AIM:
Return the lines where the word "Физические" occurs.

DATASET ENTRIES:
-------------------------

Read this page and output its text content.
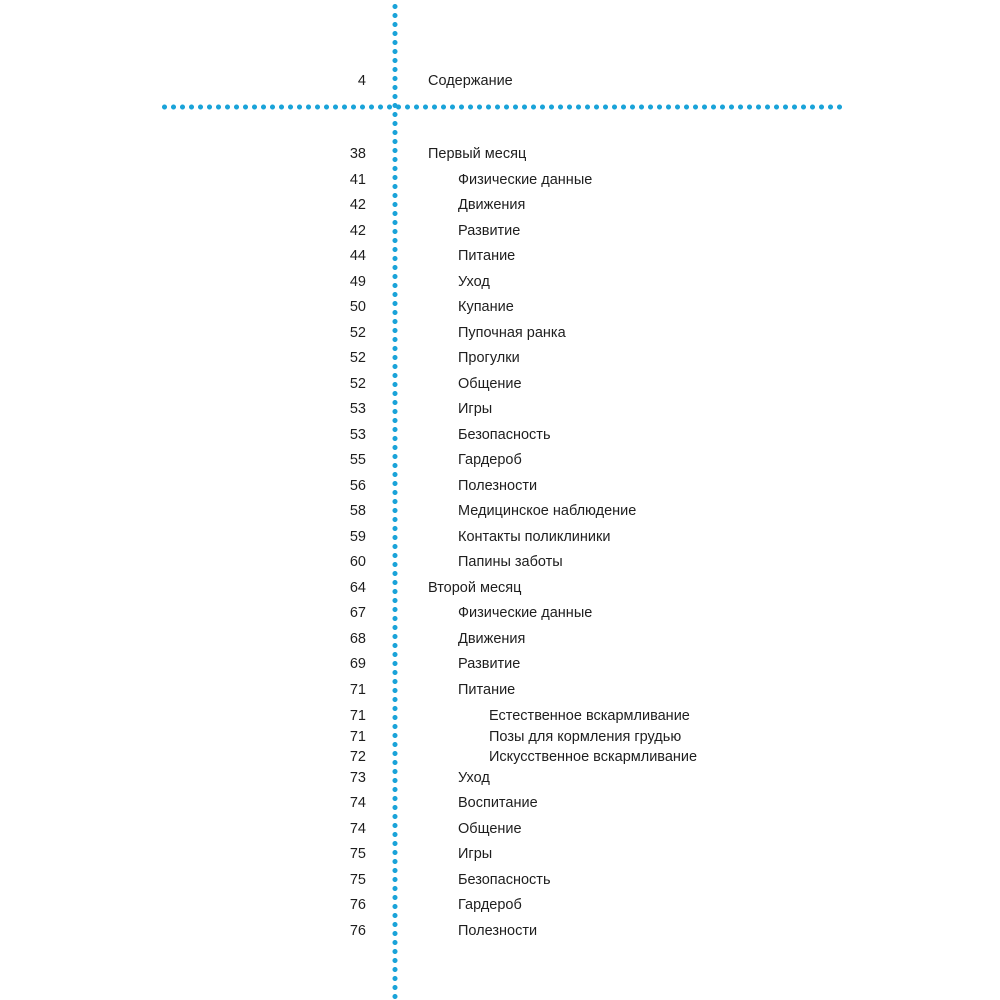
4	Содержание
38	Первый месяц
41	Физические данные
42	Движения
42	Развитие
44	Питание
49	Уход
50	Купание
52	Пупочная ранка
52	Прогулки
52	Общение
53	Игры
53	Безопасность
55	Гардероб
56	Полезности
58	Медицинское наблюдение
59	Контакты поликлиники
60	Папины заботы
64	Второй месяц
67	Физические данные
68	Движения
69	Развитие
71	Питание
71	Естественное вскармливание
71	Позы для кормления грудью
72	Искусственное вскармливание
73	Уход
74	Воспитание
74	Общение
75	Игры
75	Безопасность
76	Гардероб
76	Полезности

-------------------------

ANSWER TO THIS EXERCISE:
41	Физические данные
67	Физические данные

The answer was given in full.